> **What the task asks**: Print without change everything from the row containing "Enumerate the UI" down to the row containing "italic-text: four bbox=[881, 510, 906, 527]", including both of those rows.

> **Entries shown**:

☆ ☆ ☆

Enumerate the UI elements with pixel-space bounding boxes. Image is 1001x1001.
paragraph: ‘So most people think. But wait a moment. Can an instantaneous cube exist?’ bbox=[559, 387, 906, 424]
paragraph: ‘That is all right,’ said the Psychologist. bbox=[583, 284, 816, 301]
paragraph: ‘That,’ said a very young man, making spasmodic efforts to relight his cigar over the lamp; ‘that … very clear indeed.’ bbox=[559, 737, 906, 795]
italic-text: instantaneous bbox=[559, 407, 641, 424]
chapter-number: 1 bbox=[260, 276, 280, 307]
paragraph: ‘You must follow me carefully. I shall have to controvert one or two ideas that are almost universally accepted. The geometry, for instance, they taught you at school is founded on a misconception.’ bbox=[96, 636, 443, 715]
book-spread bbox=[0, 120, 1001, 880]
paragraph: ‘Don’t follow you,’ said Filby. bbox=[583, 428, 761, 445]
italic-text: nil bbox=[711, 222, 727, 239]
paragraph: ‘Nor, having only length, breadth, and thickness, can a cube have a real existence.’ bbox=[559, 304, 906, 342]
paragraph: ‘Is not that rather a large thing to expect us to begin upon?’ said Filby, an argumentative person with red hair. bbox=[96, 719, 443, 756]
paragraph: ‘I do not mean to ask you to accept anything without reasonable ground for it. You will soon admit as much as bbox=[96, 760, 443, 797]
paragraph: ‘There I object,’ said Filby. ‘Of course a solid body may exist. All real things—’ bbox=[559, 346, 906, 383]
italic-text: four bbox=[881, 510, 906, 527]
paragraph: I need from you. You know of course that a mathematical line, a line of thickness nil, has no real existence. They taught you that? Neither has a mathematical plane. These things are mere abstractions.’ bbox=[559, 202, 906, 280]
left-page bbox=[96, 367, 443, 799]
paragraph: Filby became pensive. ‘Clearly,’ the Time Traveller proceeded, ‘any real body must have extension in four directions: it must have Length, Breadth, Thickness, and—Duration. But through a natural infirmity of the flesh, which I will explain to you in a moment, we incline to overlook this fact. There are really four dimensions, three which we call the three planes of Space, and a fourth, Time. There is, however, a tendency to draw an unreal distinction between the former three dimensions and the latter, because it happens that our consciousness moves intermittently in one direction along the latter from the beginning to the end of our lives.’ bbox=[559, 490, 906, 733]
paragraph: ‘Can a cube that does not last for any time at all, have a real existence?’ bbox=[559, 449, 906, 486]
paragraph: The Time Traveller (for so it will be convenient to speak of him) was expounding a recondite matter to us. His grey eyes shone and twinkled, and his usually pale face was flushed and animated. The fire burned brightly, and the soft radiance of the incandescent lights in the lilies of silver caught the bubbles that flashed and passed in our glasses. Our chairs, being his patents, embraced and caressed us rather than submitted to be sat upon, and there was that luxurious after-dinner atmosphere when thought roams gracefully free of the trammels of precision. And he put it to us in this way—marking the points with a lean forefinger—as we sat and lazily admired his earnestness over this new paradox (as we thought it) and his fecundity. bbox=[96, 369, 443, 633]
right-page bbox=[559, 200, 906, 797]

☆ ☆ ☆

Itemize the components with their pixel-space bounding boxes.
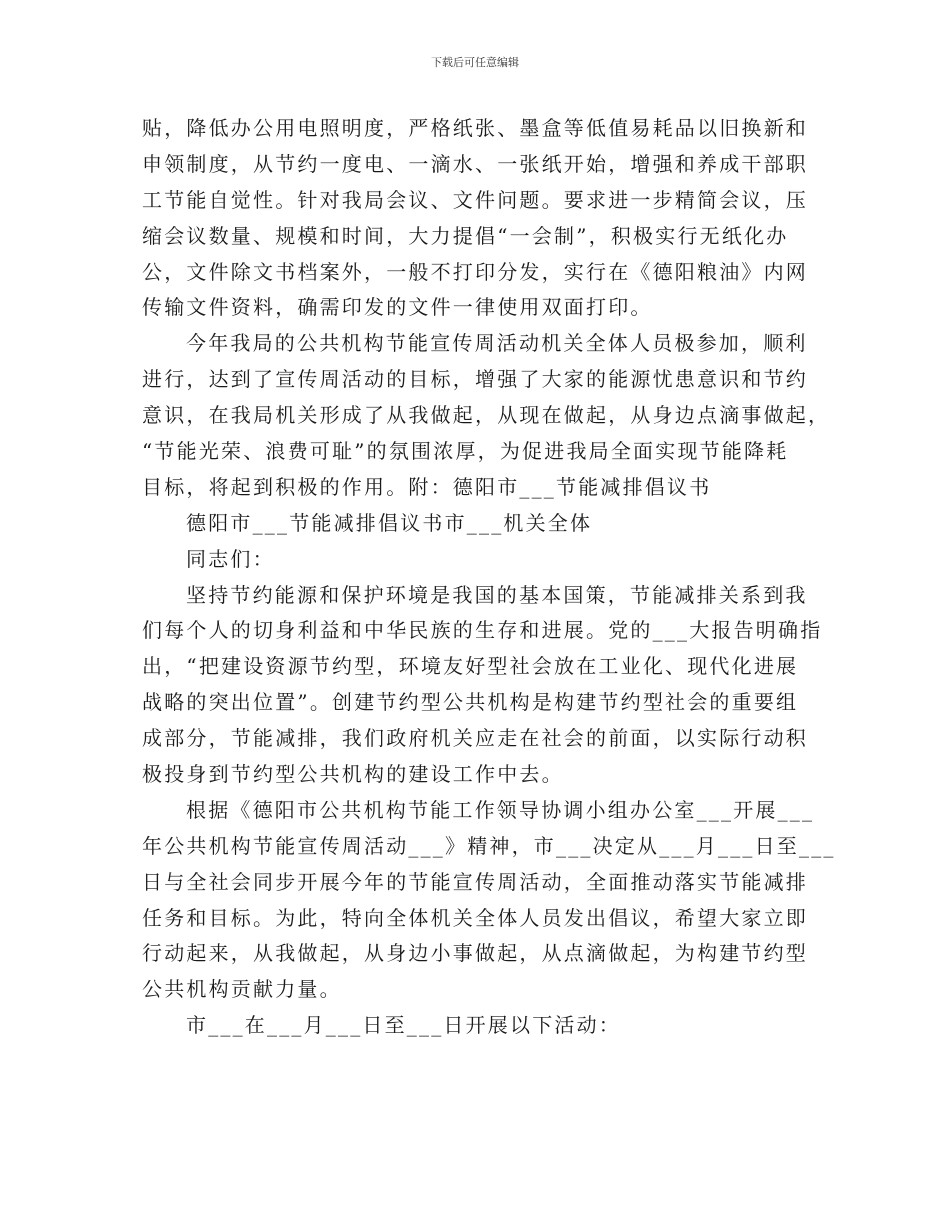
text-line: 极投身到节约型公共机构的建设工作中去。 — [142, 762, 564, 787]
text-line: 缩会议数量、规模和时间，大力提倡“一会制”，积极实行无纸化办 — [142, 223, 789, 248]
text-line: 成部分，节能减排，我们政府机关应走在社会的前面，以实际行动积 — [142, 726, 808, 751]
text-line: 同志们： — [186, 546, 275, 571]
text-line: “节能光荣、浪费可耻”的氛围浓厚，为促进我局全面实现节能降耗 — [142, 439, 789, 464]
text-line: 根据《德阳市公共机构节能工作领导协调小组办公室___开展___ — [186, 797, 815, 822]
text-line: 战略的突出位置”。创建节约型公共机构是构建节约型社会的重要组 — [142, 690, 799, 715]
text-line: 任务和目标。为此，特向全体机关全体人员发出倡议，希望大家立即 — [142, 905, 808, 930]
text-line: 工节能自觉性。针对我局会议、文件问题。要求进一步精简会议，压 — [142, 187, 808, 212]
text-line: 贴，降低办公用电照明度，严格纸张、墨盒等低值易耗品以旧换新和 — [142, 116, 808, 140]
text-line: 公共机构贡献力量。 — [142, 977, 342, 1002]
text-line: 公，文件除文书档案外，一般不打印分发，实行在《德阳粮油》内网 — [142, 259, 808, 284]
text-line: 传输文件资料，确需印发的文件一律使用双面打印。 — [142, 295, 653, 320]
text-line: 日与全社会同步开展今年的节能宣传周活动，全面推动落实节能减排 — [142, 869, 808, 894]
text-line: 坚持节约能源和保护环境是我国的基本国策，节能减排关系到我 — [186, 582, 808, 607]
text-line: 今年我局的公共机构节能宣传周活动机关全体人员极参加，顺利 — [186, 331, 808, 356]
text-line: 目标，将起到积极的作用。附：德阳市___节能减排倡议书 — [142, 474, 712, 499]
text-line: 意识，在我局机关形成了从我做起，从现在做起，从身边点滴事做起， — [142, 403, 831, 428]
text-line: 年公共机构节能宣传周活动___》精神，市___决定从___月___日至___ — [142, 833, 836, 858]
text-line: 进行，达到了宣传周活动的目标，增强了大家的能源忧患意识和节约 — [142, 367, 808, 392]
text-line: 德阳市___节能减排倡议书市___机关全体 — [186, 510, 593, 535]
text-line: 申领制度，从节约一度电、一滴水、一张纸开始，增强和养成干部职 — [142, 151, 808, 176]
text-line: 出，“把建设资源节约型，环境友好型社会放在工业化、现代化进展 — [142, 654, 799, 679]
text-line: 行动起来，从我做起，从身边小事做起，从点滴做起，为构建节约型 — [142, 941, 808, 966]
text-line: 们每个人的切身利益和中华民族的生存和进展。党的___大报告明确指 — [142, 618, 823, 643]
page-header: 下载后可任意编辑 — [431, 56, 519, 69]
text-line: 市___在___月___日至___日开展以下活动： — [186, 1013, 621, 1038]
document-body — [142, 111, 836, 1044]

☆ ☆ ☆

> **Expected answer**:
Enumerate the UI elements with pixel-space bounding boxes. Image is 1001x1001.
paragraph: ‘So most people think. But wait a moment. Can an instantaneous cube exist?’ bbox=[559, 387, 906, 424]
paragraph: ‘That is all right,’ said the Psychologist. bbox=[583, 284, 816, 301]
paragraph: ‘That,’ said a very young man, making spasmodic efforts to relight his cigar over the lamp; ‘that … very clear indeed.’ bbox=[559, 737, 906, 795]
italic-text: instantaneous bbox=[559, 407, 641, 424]
chapter-number: 1 bbox=[260, 276, 280, 307]
paragraph: ‘You must follow me carefully. I shall have to controvert one or two ideas that are almost universally accepted. The geometry, for instance, they taught you at school is founded on a misconception.’ bbox=[96, 636, 443, 715]
book-spread bbox=[0, 120, 1001, 880]
paragraph: ‘Don’t follow you,’ said Filby. bbox=[583, 428, 761, 445]
italic-text: nil bbox=[711, 222, 727, 239]
paragraph: ‘Nor, having only length, breadth, and thickness, can a cube have a real existence.’ bbox=[559, 304, 906, 342]
paragraph: ‘Is not that rather a large thing to expect us to begin upon?’ said Filby, an argumentative person with red hair. bbox=[96, 719, 443, 756]
paragraph: ‘I do not mean to ask you to accept anything without reasonable ground for it. You will soon admit as much as bbox=[96, 760, 443, 797]
paragraph: ‘There I object,’ said Filby. ‘Of course a solid body may exist. All real things—’ bbox=[559, 346, 906, 383]
italic-text: four bbox=[881, 510, 906, 527]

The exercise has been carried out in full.